Extract the full set of records, then give each one again exactly.

Start

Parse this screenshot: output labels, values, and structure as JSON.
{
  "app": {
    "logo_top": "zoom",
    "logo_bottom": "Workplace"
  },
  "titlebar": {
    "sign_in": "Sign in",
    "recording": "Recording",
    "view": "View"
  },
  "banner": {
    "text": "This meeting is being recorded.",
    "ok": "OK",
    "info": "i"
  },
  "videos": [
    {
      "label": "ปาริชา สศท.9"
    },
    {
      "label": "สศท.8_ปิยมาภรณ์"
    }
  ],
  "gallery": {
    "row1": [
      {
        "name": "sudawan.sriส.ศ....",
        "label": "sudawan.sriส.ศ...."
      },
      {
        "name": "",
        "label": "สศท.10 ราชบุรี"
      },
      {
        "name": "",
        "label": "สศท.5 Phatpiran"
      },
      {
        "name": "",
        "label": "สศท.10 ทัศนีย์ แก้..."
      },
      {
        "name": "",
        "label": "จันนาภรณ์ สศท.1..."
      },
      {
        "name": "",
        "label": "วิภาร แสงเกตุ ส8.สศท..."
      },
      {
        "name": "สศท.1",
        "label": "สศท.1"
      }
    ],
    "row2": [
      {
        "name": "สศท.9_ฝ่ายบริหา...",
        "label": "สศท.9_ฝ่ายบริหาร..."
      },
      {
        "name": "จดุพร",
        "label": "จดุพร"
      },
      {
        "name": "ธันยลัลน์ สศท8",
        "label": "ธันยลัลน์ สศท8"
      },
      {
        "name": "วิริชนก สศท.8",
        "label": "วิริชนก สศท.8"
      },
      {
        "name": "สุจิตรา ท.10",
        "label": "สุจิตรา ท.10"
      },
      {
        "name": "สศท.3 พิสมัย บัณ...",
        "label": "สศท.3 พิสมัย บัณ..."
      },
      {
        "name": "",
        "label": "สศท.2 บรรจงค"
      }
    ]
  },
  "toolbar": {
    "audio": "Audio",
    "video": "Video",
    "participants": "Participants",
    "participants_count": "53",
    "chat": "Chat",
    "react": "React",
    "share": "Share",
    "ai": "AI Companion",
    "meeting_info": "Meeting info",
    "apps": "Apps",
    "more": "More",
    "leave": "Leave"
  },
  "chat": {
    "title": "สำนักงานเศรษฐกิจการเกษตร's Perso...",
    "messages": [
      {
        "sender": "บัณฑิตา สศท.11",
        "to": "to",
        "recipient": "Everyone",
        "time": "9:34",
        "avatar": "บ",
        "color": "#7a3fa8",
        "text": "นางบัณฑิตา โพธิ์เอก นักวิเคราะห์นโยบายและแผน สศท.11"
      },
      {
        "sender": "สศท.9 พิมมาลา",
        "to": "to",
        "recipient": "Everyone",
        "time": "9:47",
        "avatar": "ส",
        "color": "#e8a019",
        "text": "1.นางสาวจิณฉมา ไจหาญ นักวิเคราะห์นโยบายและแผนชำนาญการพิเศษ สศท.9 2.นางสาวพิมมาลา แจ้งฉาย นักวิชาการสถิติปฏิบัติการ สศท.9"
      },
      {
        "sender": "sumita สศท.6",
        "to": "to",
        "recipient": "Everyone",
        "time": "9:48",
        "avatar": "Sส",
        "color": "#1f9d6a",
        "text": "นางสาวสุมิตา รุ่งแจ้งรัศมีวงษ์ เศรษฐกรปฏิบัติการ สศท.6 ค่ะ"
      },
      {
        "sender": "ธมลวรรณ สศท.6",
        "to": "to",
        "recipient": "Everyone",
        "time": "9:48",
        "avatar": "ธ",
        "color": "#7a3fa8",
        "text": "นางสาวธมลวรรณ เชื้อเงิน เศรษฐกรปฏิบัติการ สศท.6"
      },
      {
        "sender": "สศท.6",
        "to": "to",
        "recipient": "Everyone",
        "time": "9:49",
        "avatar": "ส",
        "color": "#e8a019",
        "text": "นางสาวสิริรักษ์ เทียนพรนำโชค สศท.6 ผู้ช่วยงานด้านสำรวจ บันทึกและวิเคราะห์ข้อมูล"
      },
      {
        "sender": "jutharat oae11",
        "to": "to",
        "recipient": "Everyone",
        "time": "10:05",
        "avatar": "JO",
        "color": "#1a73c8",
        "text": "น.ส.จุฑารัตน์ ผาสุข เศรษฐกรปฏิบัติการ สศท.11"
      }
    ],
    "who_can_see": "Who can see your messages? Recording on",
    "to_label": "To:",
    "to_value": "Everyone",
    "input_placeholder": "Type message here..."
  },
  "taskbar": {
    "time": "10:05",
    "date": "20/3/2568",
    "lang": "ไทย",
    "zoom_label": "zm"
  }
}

End

▶ **The solution**
Parse this screenshot: output labels, values, and structure as JSON.
{
  "app": {
    "logo_top": "zoom",
    "logo_bottom": "Workplace"
  },
  "titlebar": {
    "sign_in": "Sign in",
    "recording": "Recording",
    "view": "View"
  },
  "banner": {
    "text": "This meeting is being recorded.",
    "ok": "OK",
    "info": "i"
  },
  "videos": [
    {
      "label": "ปาริชา สศท.9"
    },
    {
      "label": "สศท.8_ปิยมาภรณ์"
    }
  ],
  "gallery": {
    "row1": [
      {
        "name": "sudawan.sriส.ศ....",
        "label": "sudawan.sriส.ศ...."
      },
      {
        "name": "",
        "label": "สศท.10 ราชบุรี"
      },
      {
        "name": "",
        "label": "สศท.5 Phatpiran"
      },
      {
        "name": "",
        "label": "สศท.10 ทัศนีย์ แก้..."
      },
      {
        "name": "",
        "label": "จันนาภรณ์ สศท.1..."
      },
      {
        "name": "",
        "label": "วิภาร แสงเกตุ ส8.สศท..."
      },
      {
        "name": "สศท.1",
        "label": "สศท.1"
      }
    ],
    "row2": [
      {
        "name": "สศท.9_ฝ่ายบริหา...",
        "label": "สศท.9_ฝ่ายบริหาร..."
      },
      {
        "name": "จดุพร",
        "label": "จดุพร"
      },
      {
        "name": "ธันยลัลน์ สศท8",
        "label": "ธันยลัลน์ สศท8"
      },
      {
        "name": "วิริชนก สศท.8",
        "label": "วิริชนก สศท.8"
      },
      {
        "name": "สุจิตรา ท.10",
        "label": "สุจิตรา ท.10"
      },
      {
        "name": "สศท.3 พิสมัย บัณ...",
        "label": "สศท.3 พิสมัย บัณ..."
      },
      {
        "name": "",
        "label": "สศท.2 บรรจงค"
      }
    ]
  },
  "toolbar": {
    "audio": "Audio",
    "video": "Video",
    "participants": "Participants",
    "participants_count": "53",
    "chat": "Chat",
    "react": "React",
    "share": "Share",
    "ai": "AI Companion",
    "meeting_info": "Meeting info",
    "apps": "Apps",
    "more": "More",
    "leave": "Leave"
  },
  "chat": {
    "title": "สำนักงานเศรษฐกิจการเกษตร's Perso...",
    "messages": [
      {
        "sender": "บัณฑิตา สศท.11",
        "to": "to",
        "recipient": "Everyone",
        "time": "9:34",
        "avatar": "บ",
        "color": "#7a3fa8",
        "text": "นางบัณฑิตา โพธิ์เอก นักวิเคราะห์นโยบายและแผน สศท.11"
      },
      {
        "sender": "สศท.9 พิมมาลา",
        "to": "to",
        "recipient": "Everyone",
        "time": "9:47",
        "avatar": "ส",
        "color": "#e8a019",
        "text": "1.นางสาวจิณฉมา ไจหาญ นักวิเคราะห์นโยบายและแผนชำนาญการพิเศษ สศท.9 2.นางสาวพิมมาลา แจ้งฉาย นักวิชาการสถิติปฏิบัติการ สศท.9"
      },
      {
        "sender": "sumita สศท.6",
        "to": "to",
        "recipient": "Everyone",
        "time": "9:48",
        "avatar": "Sส",
        "color": "#1f9d6a",
        "text": "นางสาวสุมิตา รุ่งแจ้งรัศมีวงษ์ เศรษฐกรปฏิบัติการ สศท.6 ค่ะ"
      },
      {
        "sender": "ธมลวรรณ สศท.6",
        "to": "to",
        "recipient": "Everyone",
        "time": "9:48",
        "avatar": "ธ",
        "color": "#7a3fa8",
        "text": "นางสาวธมลวรรณ เชื้อเงิน เศรษฐกรปฏิบัติการ สศท.6"
      },
      {
        "sender": "สศท.6",
        "to": "to",
        "recipient": "Everyone",
        "time": "9:49",
        "avatar": "ส",
        "color": "#e8a019",
        "text": "นางสาวสิริรักษ์ เทียนพรนำโชค สศท.6 ผู้ช่วยงานด้านสำรวจ บันทึกและวิเคราะห์ข้อมูล"
      },
      {
        "sender": "jutharat oae11",
        "to": "to",
        "recipient": "Everyone",
        "time": "10:05",
        "avatar": "JO",
        "color": "#1a73c8",
        "text": "น.ส.จุฑารัตน์ ผาสุข เศรษฐกรปฏิบัติการ สศท.11"
      }
    ],
    "who_can_see": "Who can see your messages? Recording on",
    "to_label": "To:",
    "to_value": "Everyone",
    "input_placeholder": "Type message here..."
  },
  "taskbar": {
    "time": "10:05",
    "date": "20/3/2568",
    "lang": "ไทย",
    "zoom_label": "zm"
  }
}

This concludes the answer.